What the task requires: Skip the pictures and repeat each line of the data exactly.

Material for this task:

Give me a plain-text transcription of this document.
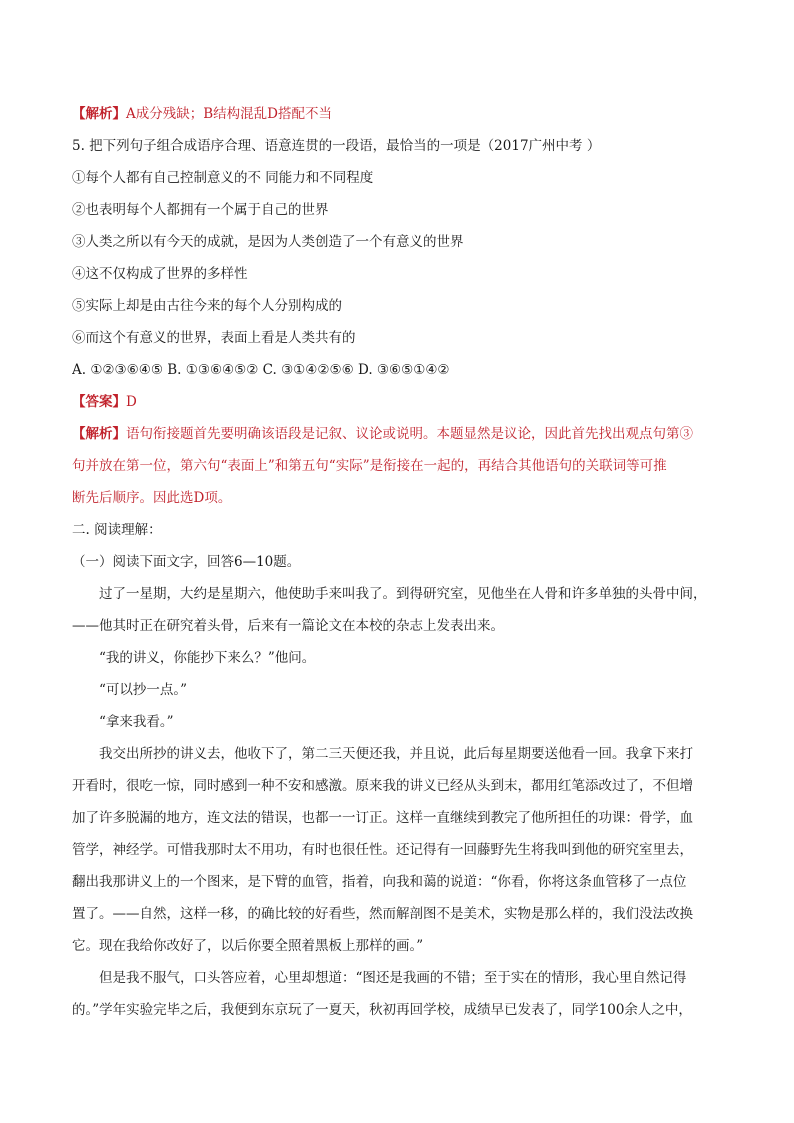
【解析】A成分残缺；B结构混乱D搭配不当
5. 把下列句子组合成语序合理、语意连贯的一段语，最恰当的一项是（2017广州中考 ）
①每个人都有自己控制意义的不 同能力和不同程度
②也表明每个人都拥有一个属于自己的世界
③人类之所以有今天的成就，是因为人类创造了一个有意义的世界
④这不仅构成了世界的多样性
⑤实际上却是由古往今来的每个人分别构成的
⑥而这个有意义的世界，表面上看是人类共有的
A. ①②③⑥④⑤ B. ①③⑥④⑤② C. ③①④②⑤⑥ D. ③⑥⑤①④②
【答案】D
【解析】语句衔接题首先要明确该语段是记叙、议论或说明。本题显然是议论，因此首先找出观点句第③
句并放在第一位，第六句“表面上”和第五句“实际”是衔接在一起的，再结合其他语句的关联词等可推
断先后顺序。因此选D项。
二. 阅读理解：
（一）阅读下面文字，回答6—10题。
过了一星期，大约是星期六，他使助手来叫我了。到得研究室，见他坐在人骨和许多单独的头骨中间，
——他其时正在研究着头骨，后来有一篇论文在本校的杂志上发表出来。
“我的讲义，你能抄下来么？”他问。
“可以抄一点。”
“拿来我看。”
我交出所抄的讲义去，他收下了，第二三天便还我，并且说，此后每星期要送他看一回。我拿下来打
开看时，很吃一惊，同时感到一种不安和感激。原来我的讲义已经从头到末，都用红笔添改过了，不但增
加了许多脱漏的地方，连文法的错误，也都一一订正。这样一直继续到教完了他所担任的功课：骨学，血
管学，神经学。可惜我那时太不用功，有时也很任性。还记得有一回藤野先生将我叫到他的研究室里去，
翻出我那讲义上的一个图来，是下臂的血管，指着，向我和蔼的说道：“你看，你将这条血管移了一点位
置了。——自然，这样一移，的确比较的好看些，然而解剖图不是美术，实物是那么样的，我们没法改换
它。现在我给你改好了，以后你要全照着黑板上那样的画。”
但是我不服气，口头答应着，心里却想道：“图还是我画的不错；至于实在的情形，我心里自然记得
的。”学年实验完毕之后，我便到东京玩了一夏天，秋初再回学校，成绩早已发表了，同学100余人之中，
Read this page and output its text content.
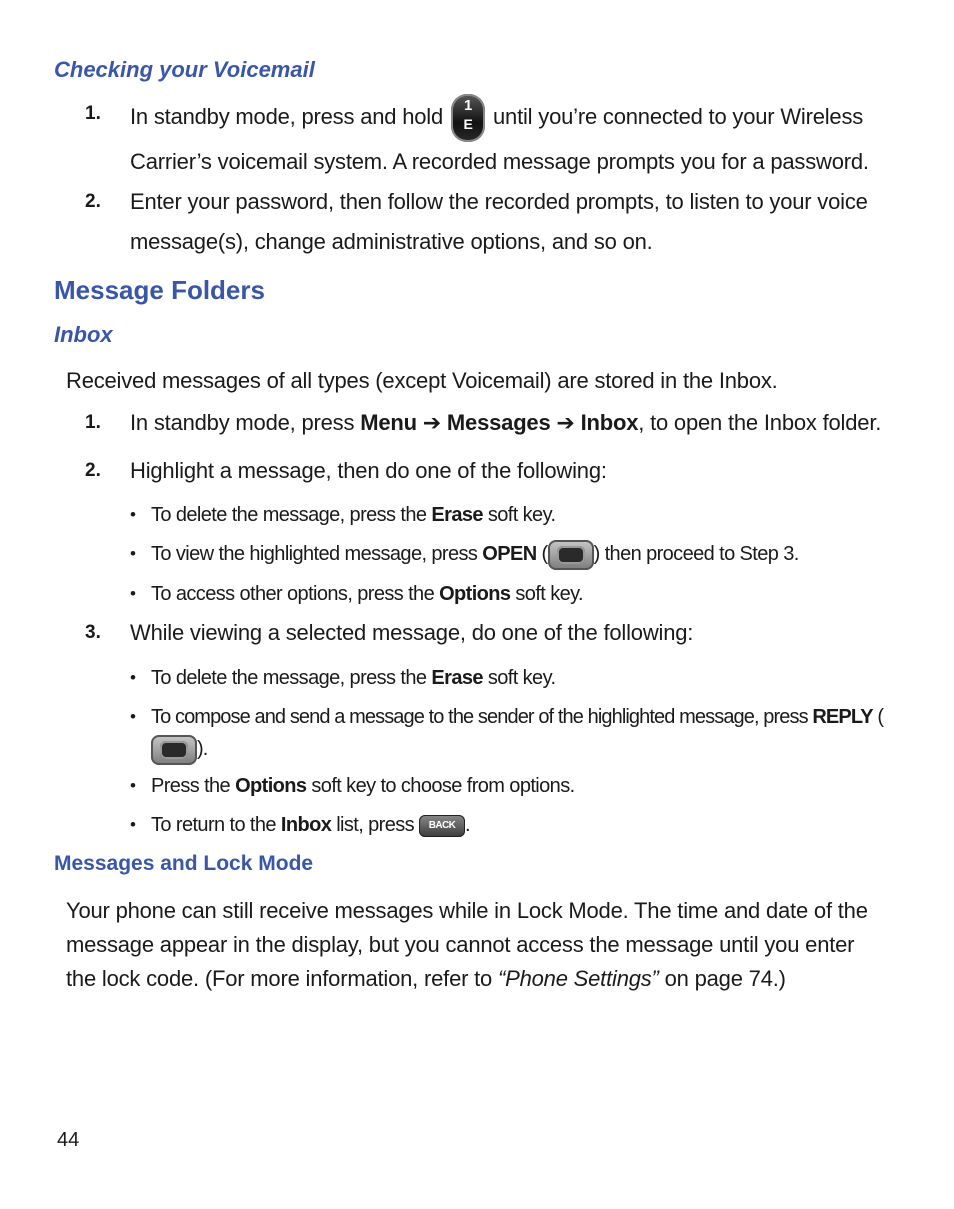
Checking your Voicemail
1. In standby mode, press and hold	1
E until you’re connected to your Wireless Carrier’s voicemail system. A recorded message prompts you for a password.

2. Enter your password, then follow the recorded prompts, to listen to your voice message(s), change administrative options, and so on.

Message Folders
Inbox

Received messages of all types (except Voicemail) are stored in the Inbox.

1. In standby mode, press Menu ➔ Messages ➔ Inbox, to open the Inbox folder.

2. Highlight a message, then do one of the following:

• To delete the message, press the Erase soft key.

• To view the highlighted message, press OPEN ( ) then proceed to Step 3.

• To access other options, press the Options soft key.

3. While viewing a selected message, do one of the following:

• To delete the message, press the Erase soft key.

• To compose and send a message to the sender of the highlighted message, press REPLY (
).

• Press the Options soft key to choose from options.

• To return to the Inbox list, press BACK .

Messages and Lock Mode

Your phone can still receive messages while in Lock Mode. The time and date of the message appear in the display, but you cannot access the message until you enter the lock code. (For more information, refer to “Phone Settings” on page 74.)

44
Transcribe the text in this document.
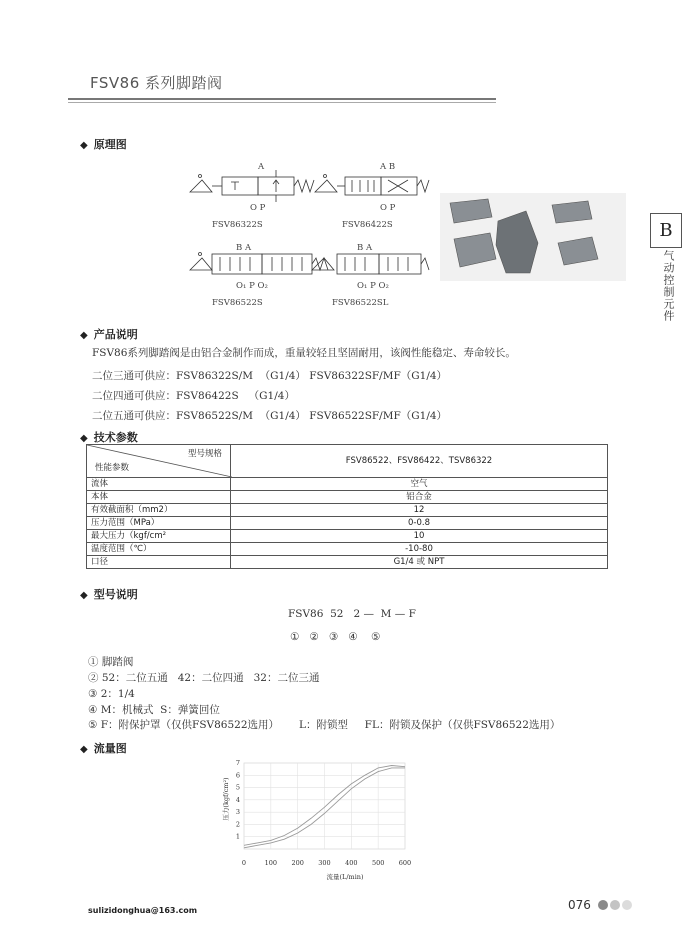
FSV86 系列脚踏阀
B
气动控制元件
◆ 原理图
A
O P
FSV86322S
A B
O P
FSV86422S
B A
O₁ P O₂
FSV86522S
B A
O₁ P O₂
FSV86522SL
◆ 产品说明
FSV86系列脚踏阀是由铝合金制作而成，重量较轻且坚固耐用，该阀性能稳定、寿命较长。
二位三通可供应：FSV86322S/M  （G1/4） FSV86322SF/MF（G1/4）
二位四通可供应：FSV86422S   （G1/4）
二位五通可供应：FSV86522S/M  （G1/4） FSV86522SF/MF（G1/4）
◆ 技术参数
型号规格
性能参数	FSV86522、FSV86422、TSV86322
流体	空气
本体	铝合金
有效截面积（mm2）	12
压力范围（MPa）	0-0.8
最大压力（kgf/cm²	10
温度范围（℃）	-10-80
口径	G1/4 或 NPT
◆ 型号说明
FSV86  52   2 —  M — F
①   ②   ③   ④    ⑤
① 脚踏阀
② 52：二位五通   42：二位四通   32：二位三通
③ 2：1/4
④ M：机械式  S：弹簧回位
⑤ F：附保护罩（仅供FSV86522选用）      L：附锁型     FL：附锁及保护（仅供FSV86522选用）
◆ 流量图
1
2
3
4
5
6
7
0	100 200 300 400 500 600
流量(L/min)
压力(kgf/cm²)
sulizidonghua@163.com	076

Written response:
Give me a plain-text transcription of this document.
【解析】A成分残缺；B结构混乱D搭配不当
5. 把下列句子组合成语序合理、语意连贯的一段语，最恰当的一项是（2017广州中考 ）
①每个人都有自己控制意义的不 同能力和不同程度
②也表明每个人都拥有一个属于自己的世界
③人类之所以有今天的成就，是因为人类创造了一个有意义的世界
④这不仅构成了世界的多样性
⑤实际上却是由古往今来的每个人分别构成的
⑥而这个有意义的世界，表面上看是人类共有的
A. ①②③⑥④⑤ B. ①③⑥④⑤② C. ③①④②⑤⑥ D. ③⑥⑤①④②
【答案】D
【解析】语句衔接题首先要明确该语段是记叙、议论或说明。本题显然是议论，因此首先找出观点句第③
句并放在第一位，第六句“表面上”和第五句“实际”是衔接在一起的，再结合其他语句的关联词等可推
断先后顺序。因此选D项。
二. 阅读理解：
（一）阅读下面文字，回答6—10题。
过了一星期，大约是星期六，他使助手来叫我了。到得研究室，见他坐在人骨和许多单独的头骨中间，
——他其时正在研究着头骨，后来有一篇论文在本校的杂志上发表出来。
“我的讲义，你能抄下来么？”他问。
“可以抄一点。”
“拿来我看。”
我交出所抄的讲义去，他收下了，第二三天便还我，并且说，此后每星期要送他看一回。我拿下来打
开看时，很吃一惊，同时感到一种不安和感激。原来我的讲义已经从头到末，都用红笔添改过了，不但增
加了许多脱漏的地方，连文法的错误，也都一一订正。这样一直继续到教完了他所担任的功课：骨学，血
管学，神经学。可惜我那时太不用功，有时也很任性。还记得有一回藤野先生将我叫到他的研究室里去，
翻出我那讲义上的一个图来，是下臂的血管，指着，向我和蔼的说道：“你看，你将这条血管移了一点位
置了。——自然，这样一移，的确比较的好看些，然而解剖图不是美术，实物是那么样的，我们没法改换
它。现在我给你改好了，以后你要全照着黑板上那样的画。”
但是我不服气，口头答应着，心里却想道：“图还是我画的不错；至于实在的情形，我心里自然记得
的。”学年实验完毕之后，我便到东京玩了一夏天，秋初再回学校，成绩早已发表了，同学100余人之中，
Read this page and output its text content.
Checking your Voicemail
1. In standby mode, press and hold	1
E until you’re connected to your Wireless Carrier’s voicemail system. A recorded message prompts you for a password.

2. Enter your password, then follow the recorded prompts, to listen to your voice message(s), change administrative options, and so on.

Message Folders
Inbox

Received messages of all types (except Voicemail) are stored in the Inbox.

1. In standby mode, press Menu ➔ Messages ➔ Inbox, to open the Inbox folder.

2. Highlight a message, then do one of the following:

• To delete the message, press the Erase soft key.

• To view the highlighted message, press OPEN ( ) then proceed to Step 3.

• To access other options, press the Options soft key.

3. While viewing a selected message, do one of the following:

• To delete the message, press the Erase soft key.

• To compose and send a message to the sender of the highlighted message, press REPLY (
).

• Press the Options soft key to choose from options.

• To return to the Inbox list, press BACK .

Messages and Lock Mode

Your phone can still receive messages while in Lock Mode. The time and date of the message appear in the display, but you cannot access the message until you enter the lock code. (For more information, refer to “Phone Settings” on page 74.)

44
Transcribe the text in this document.
FSV86 系列脚踏阀
B
气动控制元件
◆ 原理图
A
O P
FSV86322S
A B
O P
FSV86422S
B A
O₁ P O₂
FSV86522S
B A
O₁ P O₂
FSV86522SL
◆ 产品说明
FSV86系列脚踏阀是由铝合金制作而成，重量较轻且坚固耐用，该阀性能稳定、寿命较长。
二位三通可供应：FSV86322S/M  （G1/4） FSV86322SF/MF（G1/4）
二位四通可供应：FSV86422S   （G1/4）
二位五通可供应：FSV86522S/M  （G1/4） FSV86522SF/MF（G1/4）
◆ 技术参数
型号规格
性能参数	FSV86522、FSV86422、TSV86322
流体	空气
本体	铝合金
有效截面积（mm2）	12
压力范围（MPa）	0-0.8
最大压力（kgf/cm²	10
温度范围（℃）	-10-80
口径	G1/4 或 NPT
◆ 型号说明
FSV86  52   2 —  M — F
①   ②   ③   ④    ⑤
① 脚踏阀
② 52：二位五通   42：二位四通   32：二位三通
③ 2：1/4
④ M：机械式  S：弹簧回位
⑤ F：附保护罩（仅供FSV86522选用）      L：附锁型     FL：附锁及保护（仅供FSV86522选用）
◆ 流量图
1
2
3
4
5
6
7
0	100 200 300 400 500 600
流量(L/min)
压力(kgf/cm²)
sulizidonghua@163.com	076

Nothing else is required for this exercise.